Task inputs:
******

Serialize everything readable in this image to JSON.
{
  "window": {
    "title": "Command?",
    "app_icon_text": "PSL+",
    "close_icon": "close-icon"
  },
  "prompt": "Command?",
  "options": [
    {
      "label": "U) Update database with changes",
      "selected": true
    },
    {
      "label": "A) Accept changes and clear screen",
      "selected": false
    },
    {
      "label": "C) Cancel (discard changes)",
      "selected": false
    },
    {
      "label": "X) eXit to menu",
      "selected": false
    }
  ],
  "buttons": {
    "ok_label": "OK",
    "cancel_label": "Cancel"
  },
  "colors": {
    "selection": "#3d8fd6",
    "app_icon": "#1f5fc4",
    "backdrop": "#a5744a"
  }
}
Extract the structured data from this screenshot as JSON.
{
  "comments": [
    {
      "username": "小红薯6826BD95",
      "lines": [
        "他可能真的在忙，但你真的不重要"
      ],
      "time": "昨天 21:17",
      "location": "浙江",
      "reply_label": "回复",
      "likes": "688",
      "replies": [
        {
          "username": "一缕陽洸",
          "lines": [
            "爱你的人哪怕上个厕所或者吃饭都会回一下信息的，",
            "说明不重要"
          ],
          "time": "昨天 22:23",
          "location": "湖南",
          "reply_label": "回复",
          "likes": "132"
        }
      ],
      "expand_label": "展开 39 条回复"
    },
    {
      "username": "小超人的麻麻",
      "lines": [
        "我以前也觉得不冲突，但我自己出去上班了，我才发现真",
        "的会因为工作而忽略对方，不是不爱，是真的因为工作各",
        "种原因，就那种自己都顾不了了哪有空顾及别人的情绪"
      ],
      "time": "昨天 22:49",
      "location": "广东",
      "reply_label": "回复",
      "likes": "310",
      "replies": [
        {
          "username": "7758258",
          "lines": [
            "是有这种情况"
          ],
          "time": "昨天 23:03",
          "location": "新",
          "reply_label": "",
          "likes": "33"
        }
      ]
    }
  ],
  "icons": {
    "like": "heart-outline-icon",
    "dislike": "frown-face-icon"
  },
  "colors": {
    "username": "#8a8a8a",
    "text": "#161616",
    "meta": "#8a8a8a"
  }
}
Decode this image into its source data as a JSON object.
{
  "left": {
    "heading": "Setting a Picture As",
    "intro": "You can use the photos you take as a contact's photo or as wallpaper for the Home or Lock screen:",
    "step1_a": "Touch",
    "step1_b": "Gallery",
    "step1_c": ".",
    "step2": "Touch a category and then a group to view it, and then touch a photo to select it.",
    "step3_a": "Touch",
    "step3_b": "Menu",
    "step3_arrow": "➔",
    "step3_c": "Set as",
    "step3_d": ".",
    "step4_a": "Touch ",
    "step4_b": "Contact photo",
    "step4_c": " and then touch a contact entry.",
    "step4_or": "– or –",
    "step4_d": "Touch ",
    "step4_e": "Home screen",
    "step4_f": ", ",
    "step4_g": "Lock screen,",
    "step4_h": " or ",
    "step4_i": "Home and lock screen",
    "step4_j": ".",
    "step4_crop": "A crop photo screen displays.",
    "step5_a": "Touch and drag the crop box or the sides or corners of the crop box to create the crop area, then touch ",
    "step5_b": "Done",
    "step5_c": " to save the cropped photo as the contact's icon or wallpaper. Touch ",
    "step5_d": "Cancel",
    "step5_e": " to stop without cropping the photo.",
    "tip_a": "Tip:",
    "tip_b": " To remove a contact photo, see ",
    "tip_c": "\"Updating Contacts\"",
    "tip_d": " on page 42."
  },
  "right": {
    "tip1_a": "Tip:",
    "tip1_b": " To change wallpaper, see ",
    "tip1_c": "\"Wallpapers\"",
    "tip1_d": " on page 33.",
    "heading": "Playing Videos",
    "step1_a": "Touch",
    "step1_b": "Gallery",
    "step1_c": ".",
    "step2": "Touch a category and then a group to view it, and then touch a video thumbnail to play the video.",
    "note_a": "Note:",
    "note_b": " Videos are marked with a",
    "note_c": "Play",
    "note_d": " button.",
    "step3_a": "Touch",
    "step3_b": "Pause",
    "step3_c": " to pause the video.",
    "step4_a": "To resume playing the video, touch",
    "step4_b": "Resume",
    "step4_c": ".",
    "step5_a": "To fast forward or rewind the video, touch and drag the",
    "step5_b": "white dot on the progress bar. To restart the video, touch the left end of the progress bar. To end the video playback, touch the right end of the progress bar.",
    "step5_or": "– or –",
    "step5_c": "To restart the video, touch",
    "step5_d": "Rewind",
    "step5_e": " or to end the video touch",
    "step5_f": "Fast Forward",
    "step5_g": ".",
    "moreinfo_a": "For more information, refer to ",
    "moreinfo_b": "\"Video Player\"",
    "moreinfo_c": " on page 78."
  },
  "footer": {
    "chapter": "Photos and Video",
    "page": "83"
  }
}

******

Problem to work on:
Pull out all lines from the entries above in which the word "this" appears.

Solved exercise:
Serialize everything readable in this image to JSON.
Extract the structured data from this screenshot as JSON.
Decode this image into its source data as a JSON object.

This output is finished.